_Exercise details_. Wherever the word "广西壮族自治区崇左市江州区" appears in a line, copy that line.

_Recorded information_.
****************

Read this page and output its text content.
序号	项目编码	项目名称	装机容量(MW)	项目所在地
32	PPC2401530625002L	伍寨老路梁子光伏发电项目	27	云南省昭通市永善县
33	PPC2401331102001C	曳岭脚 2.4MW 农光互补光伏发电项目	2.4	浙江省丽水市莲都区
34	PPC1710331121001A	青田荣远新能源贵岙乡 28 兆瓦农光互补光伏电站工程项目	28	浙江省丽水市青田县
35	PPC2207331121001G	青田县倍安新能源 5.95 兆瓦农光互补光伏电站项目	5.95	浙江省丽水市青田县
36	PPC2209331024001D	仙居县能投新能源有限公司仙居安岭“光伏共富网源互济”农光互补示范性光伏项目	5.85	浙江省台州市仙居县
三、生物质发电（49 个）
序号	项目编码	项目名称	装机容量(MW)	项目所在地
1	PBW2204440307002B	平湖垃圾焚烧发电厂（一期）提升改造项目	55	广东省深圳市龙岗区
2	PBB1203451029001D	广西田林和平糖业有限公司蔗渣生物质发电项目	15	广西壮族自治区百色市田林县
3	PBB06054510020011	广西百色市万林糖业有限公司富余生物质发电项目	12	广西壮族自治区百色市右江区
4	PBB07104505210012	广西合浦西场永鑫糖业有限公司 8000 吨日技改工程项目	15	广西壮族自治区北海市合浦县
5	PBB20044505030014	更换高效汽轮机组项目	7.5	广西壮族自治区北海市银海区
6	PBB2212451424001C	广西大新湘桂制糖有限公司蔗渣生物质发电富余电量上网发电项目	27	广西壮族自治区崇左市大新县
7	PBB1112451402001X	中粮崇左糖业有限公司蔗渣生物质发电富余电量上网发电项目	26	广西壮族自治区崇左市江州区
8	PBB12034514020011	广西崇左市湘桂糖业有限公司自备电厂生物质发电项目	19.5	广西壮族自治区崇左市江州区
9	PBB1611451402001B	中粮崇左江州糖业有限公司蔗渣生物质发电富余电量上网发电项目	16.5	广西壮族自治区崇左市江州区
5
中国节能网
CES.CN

****************

_Result of the task_.
7	PBB1112451402001X	中粮崇左糖业有限公司蔗渣生物质发电富余电量上网发电项目	26	广西壮族自治区崇左市江州区
8	PBB12034514020011	广西崇左市湘桂糖业有限公司自备电厂生物质发电项目	19.5	广西壮族自治区崇左市江州区
9	PBB1611451402001B	中粮崇左江州糖业有限公司蔗渣生物质发电富余电量上网发电项目	16.5	广西壮族自治区崇左市江州区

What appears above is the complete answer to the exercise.